** Begin **
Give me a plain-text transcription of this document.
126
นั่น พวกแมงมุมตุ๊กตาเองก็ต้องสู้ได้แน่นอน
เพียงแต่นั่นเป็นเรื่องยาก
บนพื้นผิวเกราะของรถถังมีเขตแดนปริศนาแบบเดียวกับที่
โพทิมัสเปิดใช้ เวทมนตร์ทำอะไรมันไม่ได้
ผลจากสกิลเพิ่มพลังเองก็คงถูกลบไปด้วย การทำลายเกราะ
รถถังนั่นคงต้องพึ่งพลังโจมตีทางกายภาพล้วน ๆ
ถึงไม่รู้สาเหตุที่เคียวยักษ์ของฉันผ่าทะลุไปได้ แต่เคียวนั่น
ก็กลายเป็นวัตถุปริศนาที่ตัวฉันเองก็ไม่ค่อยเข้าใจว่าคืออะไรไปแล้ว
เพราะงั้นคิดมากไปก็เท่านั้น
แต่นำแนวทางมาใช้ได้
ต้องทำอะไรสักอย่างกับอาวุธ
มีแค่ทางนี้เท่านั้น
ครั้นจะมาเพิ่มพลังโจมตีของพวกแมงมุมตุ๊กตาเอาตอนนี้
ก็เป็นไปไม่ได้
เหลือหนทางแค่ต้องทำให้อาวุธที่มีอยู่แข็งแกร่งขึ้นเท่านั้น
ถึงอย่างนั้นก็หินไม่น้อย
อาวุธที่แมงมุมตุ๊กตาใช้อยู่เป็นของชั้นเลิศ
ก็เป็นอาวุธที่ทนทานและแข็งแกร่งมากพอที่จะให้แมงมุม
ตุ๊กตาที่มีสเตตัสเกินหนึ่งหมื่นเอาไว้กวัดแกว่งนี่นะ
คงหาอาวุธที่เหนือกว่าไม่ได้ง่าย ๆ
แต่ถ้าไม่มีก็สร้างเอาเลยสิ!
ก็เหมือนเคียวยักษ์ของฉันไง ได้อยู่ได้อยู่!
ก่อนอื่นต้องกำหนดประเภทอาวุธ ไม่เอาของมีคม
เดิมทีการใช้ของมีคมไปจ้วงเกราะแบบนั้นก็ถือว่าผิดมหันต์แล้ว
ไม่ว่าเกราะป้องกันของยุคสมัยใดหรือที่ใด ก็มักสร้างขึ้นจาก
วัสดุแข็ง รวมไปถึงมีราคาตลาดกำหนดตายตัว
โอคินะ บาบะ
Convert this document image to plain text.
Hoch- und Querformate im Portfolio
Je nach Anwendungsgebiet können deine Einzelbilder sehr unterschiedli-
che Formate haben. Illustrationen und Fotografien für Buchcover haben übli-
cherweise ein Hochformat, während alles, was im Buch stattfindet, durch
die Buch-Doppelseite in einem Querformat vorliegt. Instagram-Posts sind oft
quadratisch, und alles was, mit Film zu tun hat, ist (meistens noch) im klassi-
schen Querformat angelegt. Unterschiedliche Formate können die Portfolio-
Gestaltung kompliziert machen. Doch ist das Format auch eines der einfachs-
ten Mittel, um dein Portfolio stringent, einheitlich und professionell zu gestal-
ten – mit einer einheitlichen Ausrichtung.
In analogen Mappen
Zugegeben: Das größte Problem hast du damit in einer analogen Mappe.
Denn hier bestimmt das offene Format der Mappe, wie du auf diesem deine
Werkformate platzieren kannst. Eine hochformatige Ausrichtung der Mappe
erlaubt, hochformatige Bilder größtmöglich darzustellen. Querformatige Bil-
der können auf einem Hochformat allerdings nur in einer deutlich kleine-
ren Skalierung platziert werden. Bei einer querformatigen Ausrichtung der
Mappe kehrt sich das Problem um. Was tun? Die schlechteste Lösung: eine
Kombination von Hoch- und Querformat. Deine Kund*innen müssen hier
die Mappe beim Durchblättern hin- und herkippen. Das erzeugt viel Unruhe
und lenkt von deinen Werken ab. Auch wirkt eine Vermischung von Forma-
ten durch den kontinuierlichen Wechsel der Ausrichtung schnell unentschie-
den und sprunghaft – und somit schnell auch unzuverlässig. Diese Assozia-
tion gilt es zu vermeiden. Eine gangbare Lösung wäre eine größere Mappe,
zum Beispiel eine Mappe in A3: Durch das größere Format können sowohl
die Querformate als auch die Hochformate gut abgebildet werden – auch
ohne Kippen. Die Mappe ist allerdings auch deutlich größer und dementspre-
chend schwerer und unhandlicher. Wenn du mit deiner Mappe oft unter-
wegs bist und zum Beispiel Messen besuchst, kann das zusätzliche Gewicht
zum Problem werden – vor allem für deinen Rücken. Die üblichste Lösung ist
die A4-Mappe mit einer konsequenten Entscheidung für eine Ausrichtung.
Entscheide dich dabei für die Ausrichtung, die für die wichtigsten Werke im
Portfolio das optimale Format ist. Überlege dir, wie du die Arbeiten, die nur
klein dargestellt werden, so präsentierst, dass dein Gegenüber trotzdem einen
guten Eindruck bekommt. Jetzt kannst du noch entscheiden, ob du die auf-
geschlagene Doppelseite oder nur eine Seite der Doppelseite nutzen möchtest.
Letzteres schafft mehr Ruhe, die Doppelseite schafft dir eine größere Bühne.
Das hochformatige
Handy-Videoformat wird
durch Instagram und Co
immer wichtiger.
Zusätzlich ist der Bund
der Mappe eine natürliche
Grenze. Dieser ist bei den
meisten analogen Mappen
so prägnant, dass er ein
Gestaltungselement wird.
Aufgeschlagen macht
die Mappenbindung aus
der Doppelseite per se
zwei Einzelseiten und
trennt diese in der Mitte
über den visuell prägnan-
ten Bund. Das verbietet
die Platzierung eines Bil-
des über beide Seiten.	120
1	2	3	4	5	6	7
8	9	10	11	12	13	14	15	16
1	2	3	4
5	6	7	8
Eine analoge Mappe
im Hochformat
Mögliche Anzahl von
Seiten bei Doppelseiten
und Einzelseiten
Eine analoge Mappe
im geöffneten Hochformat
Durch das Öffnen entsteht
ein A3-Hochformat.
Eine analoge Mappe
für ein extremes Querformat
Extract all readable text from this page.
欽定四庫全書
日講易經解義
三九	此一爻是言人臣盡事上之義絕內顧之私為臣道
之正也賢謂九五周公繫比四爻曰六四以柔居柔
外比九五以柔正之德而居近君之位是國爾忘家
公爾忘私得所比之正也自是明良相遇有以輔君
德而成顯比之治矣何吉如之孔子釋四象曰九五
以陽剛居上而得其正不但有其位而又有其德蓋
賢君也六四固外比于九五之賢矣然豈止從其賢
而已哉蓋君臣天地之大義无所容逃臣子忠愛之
** End **
◆ EXERCISE AIM: In the listing above, find each line with the word "schnell" and copy it.

◆ WRITTEN RESPONSE:
ten durch den kontinuierlichen Wechsel der Ausrichtung schnell unentschie-
den und sprunghaft – und somit schnell auch unzuverlässig. Diese Assozia-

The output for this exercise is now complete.